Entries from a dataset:
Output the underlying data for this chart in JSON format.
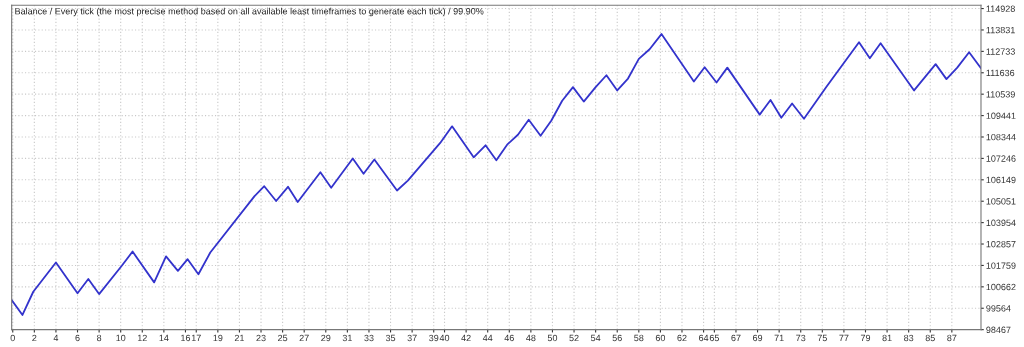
{
  "chart_data": {
    "type": "line",
    "title": "Balance / Every tick (the most precise method based on all available least timeframes to generate each tick) / 99.90%",
    "x": [
      -0.1,
      0.9,
      1.9,
      4.0,
      6.0,
      7.0,
      8.0,
      10.1,
      11.1,
      13.1,
      14.2,
      15.3,
      16.2,
      17.2,
      18.3,
      22.4,
      23.3,
      24.4,
      25.5,
      26.4,
      28.5,
      29.5,
      31.5,
      32.5,
      33.5,
      35.6,
      36.6,
      39.6,
      40.7,
      42.7,
      43.8,
      44.8,
      45.8,
      46.8,
      47.8,
      48.9,
      49.9,
      50.9,
      51.9,
      52.9,
      54.0,
      55.0,
      56.0,
      57.0,
      58.0,
      59.0,
      60.1,
      63.1,
      64.1,
      65.2,
      66.2,
      69.2,
      70.2,
      71.2,
      72.2,
      73.3,
      75.4,
      78.4,
      79.4,
      80.4,
      83.5,
      85.5,
      86.5,
      87.5,
      88.6,
      89.7
    ],
    "series": [
      {
        "color": "#3333cc",
        "values": [
          99980,
          99220,
          100410,
          101910,
          100330,
          101060,
          100290,
          101740,
          102470,
          100890,
          102220,
          101480,
          102080,
          101310,
          102420,
          105310,
          105820,
          105060,
          105790,
          105010,
          106540,
          105740,
          107240,
          106460,
          107190,
          105600,
          106110,
          108040,
          108890,
          107300,
          107920,
          107150,
          107950,
          108460,
          109230,
          108410,
          109190,
          110200,
          110900,
          110160,
          110900,
          111510,
          110730,
          111340,
          112350,
          112840,
          113620,
          111190,
          111920,
          111140,
          111900,
          109490,
          110240,
          109330,
          110060,
          109280,
          110930,
          113200,
          112380,
          113150,
          110730,
          112080,
          111310,
          111900,
          112690,
          111870
        ]
      }
    ],
    "xlim": [
      -0.1,
      89.7
    ],
    "xticks": [
      0,
      2,
      4,
      6,
      8,
      10,
      12,
      14,
      16,
      17,
      19,
      21,
      23,
      25,
      27,
      29,
      31,
      33,
      35,
      37,
      39,
      40,
      42,
      44,
      46,
      48,
      50,
      52,
      54,
      56,
      58,
      60,
      62,
      64,
      65,
      67,
      69,
      71,
      73,
      75,
      77,
      79,
      81,
      83,
      85,
      87
    ],
    "ylim": [
      98467,
      115100
    ],
    "yticks": [
      98467,
      99564,
      100662,
      101759,
      102857,
      103954,
      105051,
      106149,
      107246,
      108344,
      109441,
      110539,
      111636,
      112733,
      113831,
      114928
    ],
    "grid": true,
    "line_style": "solid",
    "marker": "none"
  }
}
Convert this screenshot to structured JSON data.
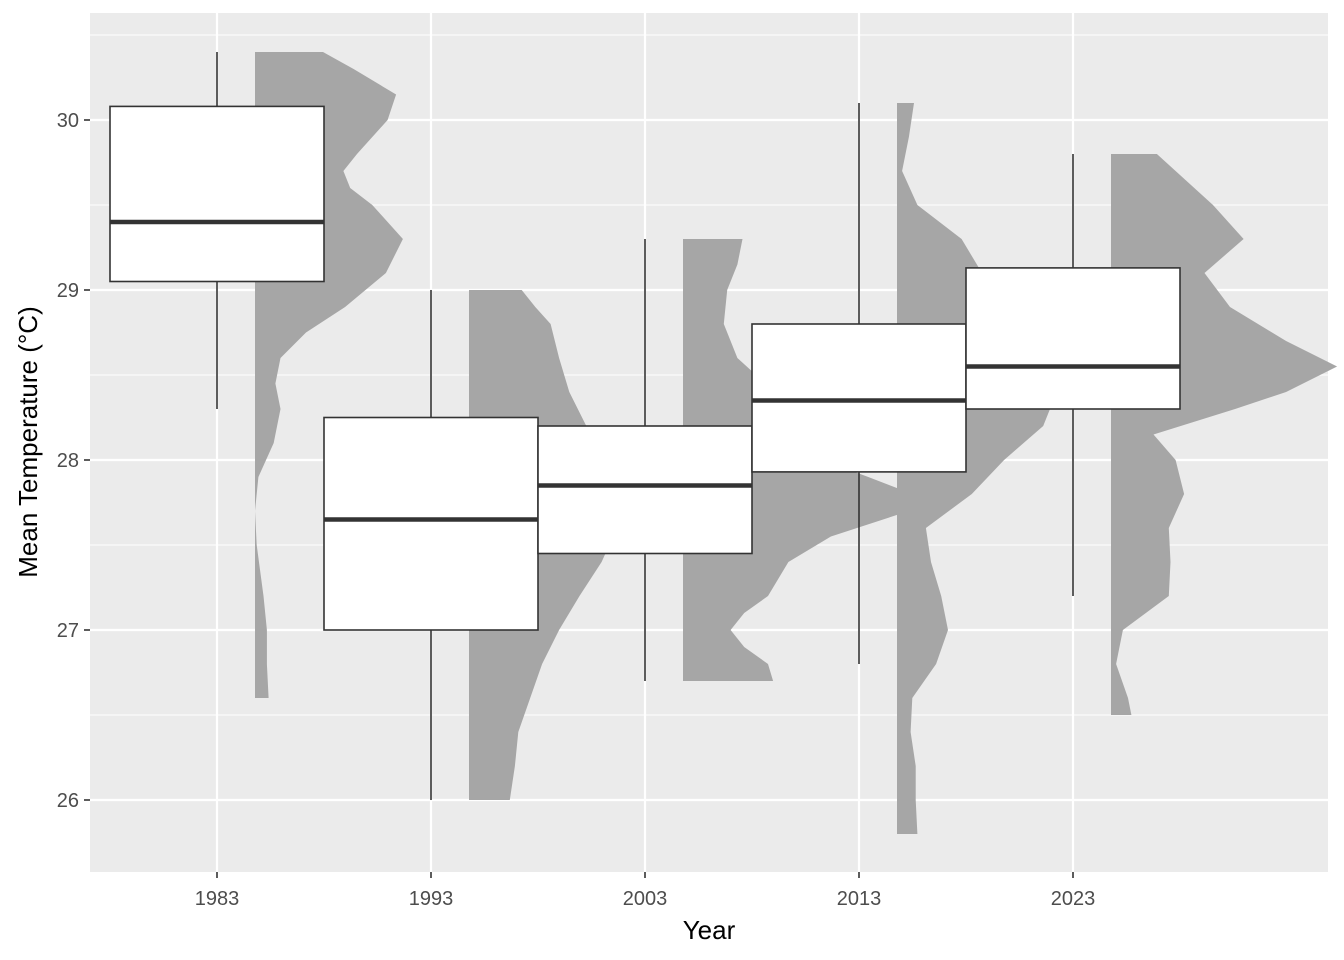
{
  "chart_data": {
    "type": "raincloud",
    "title": "",
    "xlabel": "Year",
    "ylabel": "Mean Temperature (°C)",
    "ylim": [
      25.6,
      30.6
    ],
    "yticks": [
      26,
      27,
      28,
      29,
      30
    ],
    "ytick_labels": [
      "26",
      "27",
      "28",
      "29",
      "30"
    ],
    "categories": [
      "1983",
      "1993",
      "2003",
      "2013",
      "2023"
    ],
    "grid": true,
    "legend": "none",
    "colors": {
      "panel": "#ebebeb",
      "grid": "#ffffff",
      "box_fill": "#ffffff",
      "box_line": "#333333",
      "density": "#a6a6a6"
    },
    "boxplots": [
      {
        "year": "1983",
        "min": 28.3,
        "q1": 29.05,
        "median": 29.4,
        "q3": 30.08,
        "max": 30.4
      },
      {
        "year": "1993",
        "min": 26.0,
        "q1": 27.0,
        "median": 27.65,
        "q3": 28.25,
        "max": 29.0
      },
      {
        "year": "2003",
        "min": 26.7,
        "q1": 27.45,
        "median": 27.85,
        "q3": 28.2,
        "max": 29.3
      },
      {
        "year": "2013",
        "min": 26.8,
        "q1": 27.93,
        "median": 28.35,
        "q3": 28.8,
        "max": 30.1
      },
      {
        "year": "2023",
        "min": 27.2,
        "q1": 28.3,
        "median": 28.55,
        "q3": 29.13,
        "max": 29.8
      }
    ],
    "densities": [
      {
        "year": "1983",
        "points": [
          [
            26.6,
            0.08
          ],
          [
            26.8,
            0.07
          ],
          [
            27.0,
            0.07
          ],
          [
            27.2,
            0.05
          ],
          [
            27.5,
            0.01
          ],
          [
            27.7,
            0.0
          ],
          [
            27.9,
            0.02
          ],
          [
            28.1,
            0.11
          ],
          [
            28.3,
            0.15
          ],
          [
            28.45,
            0.12
          ],
          [
            28.6,
            0.15
          ],
          [
            28.75,
            0.3
          ],
          [
            28.9,
            0.53
          ],
          [
            29.1,
            0.77
          ],
          [
            29.3,
            0.87
          ],
          [
            29.5,
            0.69
          ],
          [
            29.6,
            0.56
          ],
          [
            29.7,
            0.52
          ],
          [
            29.8,
            0.6
          ],
          [
            30.0,
            0.78
          ],
          [
            30.15,
            0.83
          ],
          [
            30.3,
            0.58
          ],
          [
            30.4,
            0.4
          ]
        ]
      },
      {
        "year": "1993",
        "points": [
          [
            26.0,
            0.24
          ],
          [
            26.2,
            0.27
          ],
          [
            26.4,
            0.29
          ],
          [
            26.6,
            0.36
          ],
          [
            26.8,
            0.43
          ],
          [
            27.0,
            0.53
          ],
          [
            27.2,
            0.65
          ],
          [
            27.4,
            0.78
          ],
          [
            27.6,
            0.87
          ],
          [
            27.8,
            0.88
          ],
          [
            28.0,
            0.8
          ],
          [
            28.2,
            0.69
          ],
          [
            28.4,
            0.59
          ],
          [
            28.6,
            0.53
          ],
          [
            28.8,
            0.48
          ],
          [
            28.9,
            0.39
          ],
          [
            29.0,
            0.31
          ]
        ]
      },
      {
        "year": "2003",
        "points": [
          [
            26.7,
            0.53
          ],
          [
            26.8,
            0.5
          ],
          [
            26.9,
            0.36
          ],
          [
            27.0,
            0.28
          ],
          [
            27.1,
            0.36
          ],
          [
            27.2,
            0.5
          ],
          [
            27.4,
            0.62
          ],
          [
            27.55,
            0.87
          ],
          [
            27.7,
            1.33
          ],
          [
            27.8,
            1.35
          ],
          [
            27.9,
            1.09
          ],
          [
            28.0,
            0.82
          ],
          [
            28.2,
            0.6
          ],
          [
            28.35,
            0.56
          ],
          [
            28.5,
            0.43
          ],
          [
            28.6,
            0.32
          ],
          [
            28.8,
            0.24
          ],
          [
            29.0,
            0.26
          ],
          [
            29.15,
            0.32
          ],
          [
            29.3,
            0.35
          ]
        ]
      },
      {
        "year": "2013",
        "points": [
          [
            25.8,
            0.12
          ],
          [
            26.0,
            0.11
          ],
          [
            26.2,
            0.11
          ],
          [
            26.4,
            0.08
          ],
          [
            26.6,
            0.09
          ],
          [
            26.8,
            0.23
          ],
          [
            27.0,
            0.3
          ],
          [
            27.2,
            0.26
          ],
          [
            27.4,
            0.2
          ],
          [
            27.6,
            0.17
          ],
          [
            27.8,
            0.44
          ],
          [
            28.0,
            0.63
          ],
          [
            28.2,
            0.86
          ],
          [
            28.3,
            0.9
          ],
          [
            28.5,
            0.8
          ],
          [
            28.7,
            0.62
          ],
          [
            28.9,
            0.55
          ],
          [
            29.1,
            0.5
          ],
          [
            29.3,
            0.38
          ],
          [
            29.5,
            0.12
          ],
          [
            29.7,
            0.03
          ],
          [
            29.9,
            0.07
          ],
          [
            30.1,
            0.1
          ]
        ]
      },
      {
        "year": "2023",
        "points": [
          [
            26.5,
            0.12
          ],
          [
            26.6,
            0.1
          ],
          [
            26.8,
            0.03
          ],
          [
            27.0,
            0.07
          ],
          [
            27.2,
            0.34
          ],
          [
            27.4,
            0.35
          ],
          [
            27.6,
            0.34
          ],
          [
            27.8,
            0.43
          ],
          [
            28.0,
            0.38
          ],
          [
            28.15,
            0.25
          ],
          [
            28.3,
            0.73
          ],
          [
            28.4,
            1.03
          ],
          [
            28.55,
            1.33
          ],
          [
            28.7,
            1.03
          ],
          [
            28.9,
            0.7
          ],
          [
            29.1,
            0.55
          ],
          [
            29.3,
            0.78
          ],
          [
            29.5,
            0.6
          ],
          [
            29.7,
            0.38
          ],
          [
            29.8,
            0.27
          ]
        ]
      }
    ]
  }
}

**WHAT IS EXPECTED**
List each line holding the string "median".

**COMPLETE RESPONSE**
        "median": 29.4,
        "median": 27.65,
        "median": 27.85,
        "median": 28.35,
        "median": 28.55,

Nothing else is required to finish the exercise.